Print the listing as it stands, omitting all images.

Figure contents as structured data:
####################
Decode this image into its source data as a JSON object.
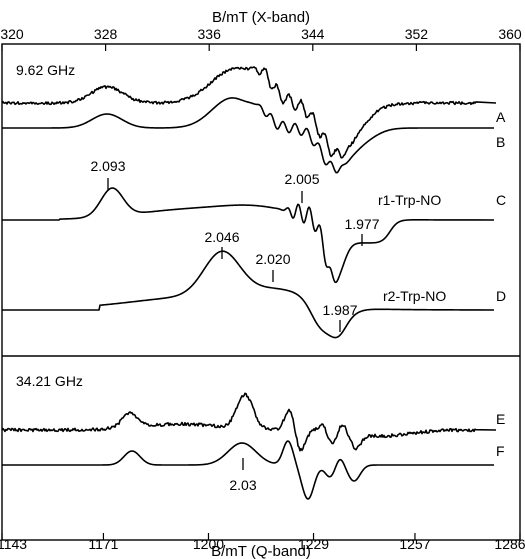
{
  "chart_data": {
    "type": "line",
    "top_axis": {
      "title": "B/mT (X-band)",
      "range": [
        320,
        360
      ],
      "ticks": [
        320,
        328,
        336,
        344,
        352,
        360
      ]
    },
    "bottom_axis": {
      "title": "B/mT (Q-band)",
      "range": [
        1143,
        1286
      ],
      "ticks": [
        1143,
        1171,
        1200,
        1229,
        1257,
        1286
      ]
    },
    "panels": [
      {
        "frequency_label": "9.62 GHz",
        "band": "X"
      },
      {
        "frequency_label": "34.21 GHz",
        "band": "Q"
      }
    ],
    "series": [
      {
        "name": "A",
        "kind": "experimental"
      },
      {
        "name": "B",
        "kind": "simulation"
      },
      {
        "name": "C",
        "species": "r1-Trp-NO",
        "kind": "component"
      },
      {
        "name": "D",
        "species": "r2-Trp-NO",
        "kind": "component"
      },
      {
        "name": "E",
        "kind": "experimental"
      },
      {
        "name": "F",
        "kind": "simulation"
      }
    ],
    "g_value_annotations": [
      {
        "text": "2.093",
        "trace": "C",
        "band": "X",
        "field": 329.5
      },
      {
        "text": "2.005",
        "trace": "C",
        "band": "X",
        "field": 343.3
      },
      {
        "text": "1.977",
        "trace": "C",
        "band": "X",
        "field": 347.7
      },
      {
        "text": "2.046",
        "trace": "D",
        "band": "X",
        "field": 336.0
      },
      {
        "text": "2.020",
        "trace": "D",
        "band": "X",
        "field": 340.6
      },
      {
        "text": "1.987",
        "trace": "D",
        "band": "X",
        "field": 345.8
      },
      {
        "text": "2.03",
        "trace": "F",
        "band": "Q",
        "field": 1208
      }
    ],
    "grid": false
  }
}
####################
▶ _Reply_:
Decode this image into its source data as a JSON object.
{
  "chart_data": {
    "type": "line",
    "top_axis": {
      "title": "B/mT (X-band)",
      "range": [
        320,
        360
      ],
      "ticks": [
        320,
        328,
        336,
        344,
        352,
        360
      ]
    },
    "bottom_axis": {
      "title": "B/mT (Q-band)",
      "range": [
        1143,
        1286
      ],
      "ticks": [
        1143,
        1171,
        1200,
        1229,
        1257,
        1286
      ]
    },
    "panels": [
      {
        "frequency_label": "9.62 GHz",
        "band": "X"
      },
      {
        "frequency_label": "34.21 GHz",
        "band": "Q"
      }
    ],
    "series": [
      {
        "name": "A",
        "kind": "experimental"
      },
      {
        "name": "B",
        "kind": "simulation"
      },
      {
        "name": "C",
        "species": "r1-Trp-NO",
        "kind": "component"
      },
      {
        "name": "D",
        "species": "r2-Trp-NO",
        "kind": "component"
      },
      {
        "name": "E",
        "kind": "experimental"
      },
      {
        "name": "F",
        "kind": "simulation"
      }
    ],
    "g_value_annotations": [
      {
        "text": "2.093",
        "trace": "C",
        "band": "X",
        "field": 329.5
      },
      {
        "text": "2.005",
        "trace": "C",
        "band": "X",
        "field": 343.3
      },
      {
        "text": "1.977",
        "trace": "C",
        "band": "X",
        "field": 347.7
      },
      {
        "text": "2.046",
        "trace": "D",
        "band": "X",
        "field": 336.0
      },
      {
        "text": "2.020",
        "trace": "D",
        "band": "X",
        "field": 340.6
      },
      {
        "text": "1.987",
        "trace": "D",
        "band": "X",
        "field": 345.8
      },
      {
        "text": "2.03",
        "trace": "F",
        "band": "Q",
        "field": 1208
      }
    ],
    "grid": false
  }
}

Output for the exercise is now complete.